> _Page excerpt_:

>> begin

Our chair was Sally Marshall who had either danced professionally or had trained to a high level. She came from Edinburgh, read biochemistry and taught our classes. There was Camilla Martiensen from London. A slightly built young woman but exceptionally clever and a delightful dancer. Then there was Meg Hutchinson who came from Argyll or somewhere else in the West. She was a beautiful highland dancer and was almost always accompanied by her mother and two dogs. I think she read modern languages, Spanish certainly and possibly also French. If any of those ladies gets in touch with me I shall be overjoyed.

As you can see from the video there is still a Dance Soc at St Andrews though I don't know whether it is a direct descendant of the society I helped to found. Our club met for classes every Monday at the new sports centre on the North Haugh. We even had a pianist, a young chap who played purely for the love of music. I don't anyone gave him a bean. As well as classes we made trips to nearby towns to see Western Theatre Ballet as Scottish Ballet were then known. We even brought them to St Andrews for its first arts festival in 1971. Our professor of Fine Arts, John Steer, knew the company well when they were both in Bristol It was John Steer who introduced me to the company's artistic director, Peter Darrell and his stars such as Bronwen Curry, Elaine McDonald, Kenn Wells and Ashley Killar. I was also dance correspondent for Ἁɩεν, our student newspaper and reviewed his Beauty and the Beast.

>> end

> _Given problem_: Revise the passage about the St Andrews dance society from "Our chair was" up to and including "shall be overjoyed.", changing "dancer" to "performer". Nothing in the listing is needed.

> _Material_:
>> begin

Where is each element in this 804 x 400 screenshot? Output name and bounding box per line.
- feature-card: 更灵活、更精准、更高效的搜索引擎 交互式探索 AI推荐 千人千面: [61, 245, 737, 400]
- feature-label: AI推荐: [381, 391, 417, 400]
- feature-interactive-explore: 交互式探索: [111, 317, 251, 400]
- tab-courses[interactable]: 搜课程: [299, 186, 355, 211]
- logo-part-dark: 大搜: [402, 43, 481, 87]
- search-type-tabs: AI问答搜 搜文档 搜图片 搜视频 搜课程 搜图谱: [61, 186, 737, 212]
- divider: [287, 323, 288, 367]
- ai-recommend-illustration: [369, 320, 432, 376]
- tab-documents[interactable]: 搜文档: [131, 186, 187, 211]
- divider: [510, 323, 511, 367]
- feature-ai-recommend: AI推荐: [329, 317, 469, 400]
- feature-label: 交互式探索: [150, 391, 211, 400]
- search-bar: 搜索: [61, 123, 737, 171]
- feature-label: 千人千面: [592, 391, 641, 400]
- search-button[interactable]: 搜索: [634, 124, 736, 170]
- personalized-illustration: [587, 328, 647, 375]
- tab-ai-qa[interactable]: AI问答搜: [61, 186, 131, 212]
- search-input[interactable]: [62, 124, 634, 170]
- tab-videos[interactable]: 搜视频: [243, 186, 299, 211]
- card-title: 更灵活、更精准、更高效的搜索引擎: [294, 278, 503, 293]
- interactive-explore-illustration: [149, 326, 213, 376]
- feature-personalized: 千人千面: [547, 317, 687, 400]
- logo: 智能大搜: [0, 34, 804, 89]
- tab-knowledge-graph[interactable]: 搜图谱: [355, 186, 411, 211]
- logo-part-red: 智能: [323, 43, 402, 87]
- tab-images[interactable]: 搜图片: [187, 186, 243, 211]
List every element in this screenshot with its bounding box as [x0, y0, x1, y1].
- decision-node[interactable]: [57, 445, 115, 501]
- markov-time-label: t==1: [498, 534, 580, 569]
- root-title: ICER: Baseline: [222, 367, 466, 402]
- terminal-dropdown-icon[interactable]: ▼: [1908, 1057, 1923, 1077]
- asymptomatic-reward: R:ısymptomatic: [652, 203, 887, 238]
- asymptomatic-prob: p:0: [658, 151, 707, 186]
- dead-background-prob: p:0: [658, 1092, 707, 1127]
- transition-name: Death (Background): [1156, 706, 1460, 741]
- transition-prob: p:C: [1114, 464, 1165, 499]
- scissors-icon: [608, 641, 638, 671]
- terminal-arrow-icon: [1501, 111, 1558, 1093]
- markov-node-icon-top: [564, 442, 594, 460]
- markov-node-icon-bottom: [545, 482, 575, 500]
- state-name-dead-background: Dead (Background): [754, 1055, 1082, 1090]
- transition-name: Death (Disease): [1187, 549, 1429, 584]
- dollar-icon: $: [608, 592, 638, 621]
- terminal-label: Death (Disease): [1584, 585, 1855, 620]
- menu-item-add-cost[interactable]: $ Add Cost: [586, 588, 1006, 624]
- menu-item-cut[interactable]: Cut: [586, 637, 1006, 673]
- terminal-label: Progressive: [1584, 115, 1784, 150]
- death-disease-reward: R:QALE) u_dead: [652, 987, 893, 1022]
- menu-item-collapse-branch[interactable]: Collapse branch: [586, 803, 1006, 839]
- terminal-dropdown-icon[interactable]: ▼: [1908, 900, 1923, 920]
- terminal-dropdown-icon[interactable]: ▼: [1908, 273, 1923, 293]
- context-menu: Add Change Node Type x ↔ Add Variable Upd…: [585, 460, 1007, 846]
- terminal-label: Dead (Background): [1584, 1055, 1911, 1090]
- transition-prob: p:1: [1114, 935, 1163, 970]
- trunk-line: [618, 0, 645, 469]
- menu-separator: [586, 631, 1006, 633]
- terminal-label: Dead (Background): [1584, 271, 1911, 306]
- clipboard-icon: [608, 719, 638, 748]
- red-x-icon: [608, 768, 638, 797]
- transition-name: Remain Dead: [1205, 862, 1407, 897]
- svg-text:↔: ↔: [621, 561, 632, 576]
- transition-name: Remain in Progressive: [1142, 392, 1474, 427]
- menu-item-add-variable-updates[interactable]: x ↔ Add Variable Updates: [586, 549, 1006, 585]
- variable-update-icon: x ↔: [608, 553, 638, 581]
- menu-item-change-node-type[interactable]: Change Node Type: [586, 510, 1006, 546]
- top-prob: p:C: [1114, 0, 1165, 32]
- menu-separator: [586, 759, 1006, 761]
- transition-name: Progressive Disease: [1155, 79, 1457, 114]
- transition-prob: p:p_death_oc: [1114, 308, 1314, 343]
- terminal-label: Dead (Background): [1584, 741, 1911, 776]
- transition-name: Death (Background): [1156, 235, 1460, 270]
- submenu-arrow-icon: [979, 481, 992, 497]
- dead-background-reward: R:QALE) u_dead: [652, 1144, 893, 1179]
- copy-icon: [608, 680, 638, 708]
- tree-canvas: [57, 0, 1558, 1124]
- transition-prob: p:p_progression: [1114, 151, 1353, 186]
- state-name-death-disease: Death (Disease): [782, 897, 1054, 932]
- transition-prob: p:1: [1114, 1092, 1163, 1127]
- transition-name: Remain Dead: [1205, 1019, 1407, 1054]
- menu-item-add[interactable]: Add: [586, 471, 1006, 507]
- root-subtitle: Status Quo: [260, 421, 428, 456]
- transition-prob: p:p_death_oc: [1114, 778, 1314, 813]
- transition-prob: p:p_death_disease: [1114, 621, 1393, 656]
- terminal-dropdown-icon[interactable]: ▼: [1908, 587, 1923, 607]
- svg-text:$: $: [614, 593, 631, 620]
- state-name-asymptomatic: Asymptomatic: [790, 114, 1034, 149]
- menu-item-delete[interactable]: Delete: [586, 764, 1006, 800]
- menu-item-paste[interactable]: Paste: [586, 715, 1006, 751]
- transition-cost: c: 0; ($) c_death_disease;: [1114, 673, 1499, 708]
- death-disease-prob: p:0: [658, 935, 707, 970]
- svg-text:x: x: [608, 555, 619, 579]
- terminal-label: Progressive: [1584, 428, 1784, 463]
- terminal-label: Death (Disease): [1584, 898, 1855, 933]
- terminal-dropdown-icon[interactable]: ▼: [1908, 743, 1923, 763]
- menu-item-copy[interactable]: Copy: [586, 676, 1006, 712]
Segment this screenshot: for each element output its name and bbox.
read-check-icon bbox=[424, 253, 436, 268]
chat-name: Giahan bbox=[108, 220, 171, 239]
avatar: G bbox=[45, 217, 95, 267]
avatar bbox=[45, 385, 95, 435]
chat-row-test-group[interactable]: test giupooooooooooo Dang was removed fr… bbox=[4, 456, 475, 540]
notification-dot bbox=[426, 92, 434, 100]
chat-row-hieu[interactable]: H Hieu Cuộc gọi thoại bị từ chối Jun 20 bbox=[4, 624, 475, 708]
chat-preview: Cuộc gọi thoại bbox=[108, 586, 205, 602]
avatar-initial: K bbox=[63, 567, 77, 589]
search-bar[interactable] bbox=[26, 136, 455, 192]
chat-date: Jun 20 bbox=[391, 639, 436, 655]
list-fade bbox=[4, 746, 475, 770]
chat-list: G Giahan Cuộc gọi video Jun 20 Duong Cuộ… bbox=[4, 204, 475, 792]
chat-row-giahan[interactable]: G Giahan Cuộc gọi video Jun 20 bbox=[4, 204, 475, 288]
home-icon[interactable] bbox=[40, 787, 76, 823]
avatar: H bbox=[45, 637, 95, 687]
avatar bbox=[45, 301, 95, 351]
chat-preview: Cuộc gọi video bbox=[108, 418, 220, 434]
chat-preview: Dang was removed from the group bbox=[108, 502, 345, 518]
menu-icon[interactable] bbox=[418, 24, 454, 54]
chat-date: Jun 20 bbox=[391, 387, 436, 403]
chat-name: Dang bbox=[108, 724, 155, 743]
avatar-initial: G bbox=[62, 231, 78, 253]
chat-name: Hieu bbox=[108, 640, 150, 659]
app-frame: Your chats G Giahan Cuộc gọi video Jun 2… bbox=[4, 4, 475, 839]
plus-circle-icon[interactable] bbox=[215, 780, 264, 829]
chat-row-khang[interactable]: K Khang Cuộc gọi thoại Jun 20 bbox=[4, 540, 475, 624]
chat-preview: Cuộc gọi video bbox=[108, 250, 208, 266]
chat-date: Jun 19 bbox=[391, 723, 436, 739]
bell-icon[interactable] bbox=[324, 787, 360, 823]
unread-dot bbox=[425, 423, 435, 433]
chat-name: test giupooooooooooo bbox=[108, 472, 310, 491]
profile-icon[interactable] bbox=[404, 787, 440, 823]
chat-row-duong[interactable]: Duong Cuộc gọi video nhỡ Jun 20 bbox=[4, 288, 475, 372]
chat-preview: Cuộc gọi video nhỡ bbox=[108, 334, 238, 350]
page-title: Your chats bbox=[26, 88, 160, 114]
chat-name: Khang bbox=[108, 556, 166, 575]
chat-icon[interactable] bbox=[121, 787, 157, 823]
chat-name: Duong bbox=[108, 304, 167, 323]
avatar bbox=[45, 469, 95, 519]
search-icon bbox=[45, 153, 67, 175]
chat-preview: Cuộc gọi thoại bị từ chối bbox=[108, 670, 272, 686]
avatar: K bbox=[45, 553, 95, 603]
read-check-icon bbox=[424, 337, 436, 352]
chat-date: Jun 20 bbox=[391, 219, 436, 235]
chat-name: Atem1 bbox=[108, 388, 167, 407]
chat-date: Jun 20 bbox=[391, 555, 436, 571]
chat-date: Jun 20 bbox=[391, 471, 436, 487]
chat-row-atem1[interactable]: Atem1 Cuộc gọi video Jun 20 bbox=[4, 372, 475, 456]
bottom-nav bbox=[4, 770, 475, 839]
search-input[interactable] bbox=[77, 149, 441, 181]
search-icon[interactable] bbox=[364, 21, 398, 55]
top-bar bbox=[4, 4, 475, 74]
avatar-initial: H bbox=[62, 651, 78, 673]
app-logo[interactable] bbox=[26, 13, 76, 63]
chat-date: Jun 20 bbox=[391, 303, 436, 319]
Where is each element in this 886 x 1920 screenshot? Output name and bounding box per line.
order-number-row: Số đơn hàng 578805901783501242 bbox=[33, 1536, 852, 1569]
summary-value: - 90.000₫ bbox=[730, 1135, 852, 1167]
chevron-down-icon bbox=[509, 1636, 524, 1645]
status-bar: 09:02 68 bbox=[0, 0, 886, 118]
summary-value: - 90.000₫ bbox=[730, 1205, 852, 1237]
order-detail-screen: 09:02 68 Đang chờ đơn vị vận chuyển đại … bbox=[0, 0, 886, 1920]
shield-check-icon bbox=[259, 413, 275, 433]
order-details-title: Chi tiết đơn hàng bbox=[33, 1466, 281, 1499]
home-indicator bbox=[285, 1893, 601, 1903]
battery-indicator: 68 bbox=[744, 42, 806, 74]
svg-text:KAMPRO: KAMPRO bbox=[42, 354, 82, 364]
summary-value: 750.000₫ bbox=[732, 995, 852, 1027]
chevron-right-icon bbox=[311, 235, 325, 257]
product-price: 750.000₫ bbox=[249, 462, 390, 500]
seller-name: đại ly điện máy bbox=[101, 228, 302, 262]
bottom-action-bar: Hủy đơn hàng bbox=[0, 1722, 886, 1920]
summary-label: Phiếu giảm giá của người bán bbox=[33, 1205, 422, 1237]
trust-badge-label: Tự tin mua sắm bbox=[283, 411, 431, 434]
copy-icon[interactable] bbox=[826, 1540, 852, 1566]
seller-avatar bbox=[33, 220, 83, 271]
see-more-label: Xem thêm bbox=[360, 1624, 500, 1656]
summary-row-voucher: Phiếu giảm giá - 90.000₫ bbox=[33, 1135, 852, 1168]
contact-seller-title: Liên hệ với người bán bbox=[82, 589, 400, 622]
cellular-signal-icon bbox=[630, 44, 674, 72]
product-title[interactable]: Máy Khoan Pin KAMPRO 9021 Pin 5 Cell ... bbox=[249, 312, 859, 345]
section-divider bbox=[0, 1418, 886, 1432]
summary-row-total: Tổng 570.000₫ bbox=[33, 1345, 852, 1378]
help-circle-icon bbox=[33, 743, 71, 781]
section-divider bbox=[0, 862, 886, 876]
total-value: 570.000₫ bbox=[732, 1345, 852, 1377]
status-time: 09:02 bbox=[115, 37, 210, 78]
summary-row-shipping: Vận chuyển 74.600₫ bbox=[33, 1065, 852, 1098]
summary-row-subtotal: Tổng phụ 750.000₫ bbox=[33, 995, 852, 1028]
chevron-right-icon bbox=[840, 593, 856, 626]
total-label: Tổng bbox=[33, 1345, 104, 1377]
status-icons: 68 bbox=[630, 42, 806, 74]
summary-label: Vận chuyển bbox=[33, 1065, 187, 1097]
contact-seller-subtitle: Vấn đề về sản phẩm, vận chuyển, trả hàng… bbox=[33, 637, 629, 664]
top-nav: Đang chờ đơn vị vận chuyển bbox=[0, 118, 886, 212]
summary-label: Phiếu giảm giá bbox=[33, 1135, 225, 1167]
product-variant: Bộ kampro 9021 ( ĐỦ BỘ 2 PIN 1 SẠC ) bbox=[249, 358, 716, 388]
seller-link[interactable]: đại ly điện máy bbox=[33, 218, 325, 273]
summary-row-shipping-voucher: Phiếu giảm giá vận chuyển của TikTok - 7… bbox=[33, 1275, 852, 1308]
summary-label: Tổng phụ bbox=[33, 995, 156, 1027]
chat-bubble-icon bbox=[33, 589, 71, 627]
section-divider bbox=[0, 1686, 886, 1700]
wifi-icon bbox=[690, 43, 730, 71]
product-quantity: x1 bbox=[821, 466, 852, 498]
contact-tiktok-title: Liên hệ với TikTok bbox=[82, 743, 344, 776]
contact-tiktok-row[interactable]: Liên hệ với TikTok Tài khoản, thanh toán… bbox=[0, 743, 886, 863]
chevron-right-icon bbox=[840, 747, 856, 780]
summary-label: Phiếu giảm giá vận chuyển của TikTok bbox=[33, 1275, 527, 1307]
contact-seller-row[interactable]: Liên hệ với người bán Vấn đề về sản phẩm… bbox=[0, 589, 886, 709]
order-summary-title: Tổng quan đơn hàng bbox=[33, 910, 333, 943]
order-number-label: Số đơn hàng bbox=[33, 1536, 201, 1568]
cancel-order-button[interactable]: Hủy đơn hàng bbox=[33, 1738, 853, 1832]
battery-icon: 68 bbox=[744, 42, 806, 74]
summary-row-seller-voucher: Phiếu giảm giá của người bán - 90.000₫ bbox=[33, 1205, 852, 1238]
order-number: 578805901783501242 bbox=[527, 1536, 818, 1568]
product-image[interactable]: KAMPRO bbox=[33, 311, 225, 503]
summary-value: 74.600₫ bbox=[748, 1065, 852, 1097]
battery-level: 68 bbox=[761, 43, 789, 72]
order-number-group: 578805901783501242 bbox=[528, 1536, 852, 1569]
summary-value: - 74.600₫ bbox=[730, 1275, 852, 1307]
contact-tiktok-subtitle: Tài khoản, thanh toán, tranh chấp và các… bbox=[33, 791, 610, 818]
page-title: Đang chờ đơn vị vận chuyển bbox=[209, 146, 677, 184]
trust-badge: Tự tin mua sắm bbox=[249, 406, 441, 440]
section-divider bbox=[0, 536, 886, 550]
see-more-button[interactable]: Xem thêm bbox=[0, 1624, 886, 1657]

>> end

> _Answer for this exercise_:
Our chair was Sally Marshall who had either danced professionally or had trained to a high level. She came from Edinburgh, read biochemistry and taught our classes. There was Camilla Martiensen from London. A slightly built young woman but exceptionally clever and a delightful performer. Then there was Meg Hutchinson who came from Argyll or somewhere else in the West. She was a beautiful highland performer and was almost always accompanied by her mother and two dogs. I think she read modern languages, Spanish certainly and possibly also French. If any of those ladies gets in touch with me I shall be overjoyed.